§ **Data rows**
╔══

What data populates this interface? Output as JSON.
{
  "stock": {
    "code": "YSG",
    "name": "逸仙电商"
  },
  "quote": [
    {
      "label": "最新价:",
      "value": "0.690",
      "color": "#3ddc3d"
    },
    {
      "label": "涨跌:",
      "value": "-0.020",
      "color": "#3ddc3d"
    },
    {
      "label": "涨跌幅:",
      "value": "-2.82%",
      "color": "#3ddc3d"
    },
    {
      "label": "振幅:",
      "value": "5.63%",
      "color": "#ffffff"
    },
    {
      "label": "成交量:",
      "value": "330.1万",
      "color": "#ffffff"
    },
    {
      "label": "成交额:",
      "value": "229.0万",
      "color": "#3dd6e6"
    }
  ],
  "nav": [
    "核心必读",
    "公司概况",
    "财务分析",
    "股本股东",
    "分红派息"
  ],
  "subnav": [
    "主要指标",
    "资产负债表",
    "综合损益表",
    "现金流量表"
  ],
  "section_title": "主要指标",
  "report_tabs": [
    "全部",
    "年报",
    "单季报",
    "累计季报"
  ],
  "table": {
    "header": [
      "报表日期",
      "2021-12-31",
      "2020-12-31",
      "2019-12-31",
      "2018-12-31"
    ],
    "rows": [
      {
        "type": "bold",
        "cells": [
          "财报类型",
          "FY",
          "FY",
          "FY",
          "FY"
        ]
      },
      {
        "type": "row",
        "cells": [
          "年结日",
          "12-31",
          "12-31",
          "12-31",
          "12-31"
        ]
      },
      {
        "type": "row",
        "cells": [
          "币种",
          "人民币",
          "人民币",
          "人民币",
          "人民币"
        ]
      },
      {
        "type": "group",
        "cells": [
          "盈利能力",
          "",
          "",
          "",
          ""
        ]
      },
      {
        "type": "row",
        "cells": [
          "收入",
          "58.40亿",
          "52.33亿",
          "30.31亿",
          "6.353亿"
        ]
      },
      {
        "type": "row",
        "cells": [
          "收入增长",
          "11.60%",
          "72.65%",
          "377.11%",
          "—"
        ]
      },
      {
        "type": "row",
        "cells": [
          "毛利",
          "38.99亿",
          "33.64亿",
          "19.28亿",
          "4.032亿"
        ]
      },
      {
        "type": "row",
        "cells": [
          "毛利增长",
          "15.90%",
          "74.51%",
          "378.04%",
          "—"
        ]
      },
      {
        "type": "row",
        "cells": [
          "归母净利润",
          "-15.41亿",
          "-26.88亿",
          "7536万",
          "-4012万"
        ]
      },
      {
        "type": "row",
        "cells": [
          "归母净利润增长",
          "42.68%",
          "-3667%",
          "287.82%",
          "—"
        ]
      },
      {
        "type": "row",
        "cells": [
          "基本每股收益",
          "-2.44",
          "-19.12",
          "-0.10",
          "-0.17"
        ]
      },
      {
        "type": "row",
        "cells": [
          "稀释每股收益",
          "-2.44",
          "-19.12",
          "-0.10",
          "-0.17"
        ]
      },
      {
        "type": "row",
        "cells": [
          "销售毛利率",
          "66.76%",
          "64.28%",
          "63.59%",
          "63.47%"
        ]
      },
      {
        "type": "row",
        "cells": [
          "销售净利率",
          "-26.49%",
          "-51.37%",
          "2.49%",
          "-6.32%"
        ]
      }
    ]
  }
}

╚══

§ **Required work**
Each line of the material should be duplicated exactly, please.

§ **Output**
What data populates this interface? Output as JSON.
{
  "stock": {
    "code": "YSG",
    "name": "逸仙电商"
  },
  "quote": [
    {
      "label": "最新价:",
      "value": "0.690",
      "color": "#3ddc3d"
    },
    {
      "label": "涨跌:",
      "value": "-0.020",
      "color": "#3ddc3d"
    },
    {
      "label": "涨跌幅:",
      "value": "-2.82%",
      "color": "#3ddc3d"
    },
    {
      "label": "振幅:",
      "value": "5.63%",
      "color": "#ffffff"
    },
    {
      "label": "成交量:",
      "value": "330.1万",
      "color": "#ffffff"
    },
    {
      "label": "成交额:",
      "value": "229.0万",
      "color": "#3dd6e6"
    }
  ],
  "nav": [
    "核心必读",
    "公司概况",
    "财务分析",
    "股本股东",
    "分红派息"
  ],
  "subnav": [
    "主要指标",
    "资产负债表",
    "综合损益表",
    "现金流量表"
  ],
  "section_title": "主要指标",
  "report_tabs": [
    "全部",
    "年报",
    "单季报",
    "累计季报"
  ],
  "table": {
    "header": [
      "报表日期",
      "2021-12-31",
      "2020-12-31",
      "2019-12-31",
      "2018-12-31"
    ],
    "rows": [
      {
        "type": "bold",
        "cells": [
          "财报类型",
          "FY",
          "FY",
          "FY",
          "FY"
        ]
      },
      {
        "type": "row",
        "cells": [
          "年结日",
          "12-31",
          "12-31",
          "12-31",
          "12-31"
        ]
      },
      {
        "type": "row",
        "cells": [
          "币种",
          "人民币",
          "人民币",
          "人民币",
          "人民币"
        ]
      },
      {
        "type": "group",
        "cells": [
          "盈利能力",
          "",
          "",
          "",
          ""
        ]
      },
      {
        "type": "row",
        "cells": [
          "收入",
          "58.40亿",
          "52.33亿",
          "30.31亿",
          "6.353亿"
        ]
      },
      {
        "type": "row",
        "cells": [
          "收入增长",
          "11.60%",
          "72.65%",
          "377.11%",
          "—"
        ]
      },
      {
        "type": "row",
        "cells": [
          "毛利",
          "38.99亿",
          "33.64亿",
          "19.28亿",
          "4.032亿"
        ]
      },
      {
        "type": "row",
        "cells": [
          "毛利增长",
          "15.90%",
          "74.51%",
          "378.04%",
          "—"
        ]
      },
      {
        "type": "row",
        "cells": [
          "归母净利润",
          "-15.41亿",
          "-26.88亿",
          "7536万",
          "-4012万"
        ]
      },
      {
        "type": "row",
        "cells": [
          "归母净利润增长",
          "42.68%",
          "-3667%",
          "287.82%",
          "—"
        ]
      },
      {
        "type": "row",
        "cells": [
          "基本每股收益",
          "-2.44",
          "-19.12",
          "-0.10",
          "-0.17"
        ]
      },
      {
        "type": "row",
        "cells": [
          "稀释每股收益",
          "-2.44",
          "-19.12",
          "-0.10",
          "-0.17"
        ]
      },
      {
        "type": "row",
        "cells": [
          "销售毛利率",
          "66.76%",
          "64.28%",
          "63.59%",
          "63.47%"
        ]
      },
      {
        "type": "row",
        "cells": [
          "销售净利率",
          "-26.49%",
          "-51.37%",
          "2.49%",
          "-6.32%"
        ]
      }
    ]
  }
}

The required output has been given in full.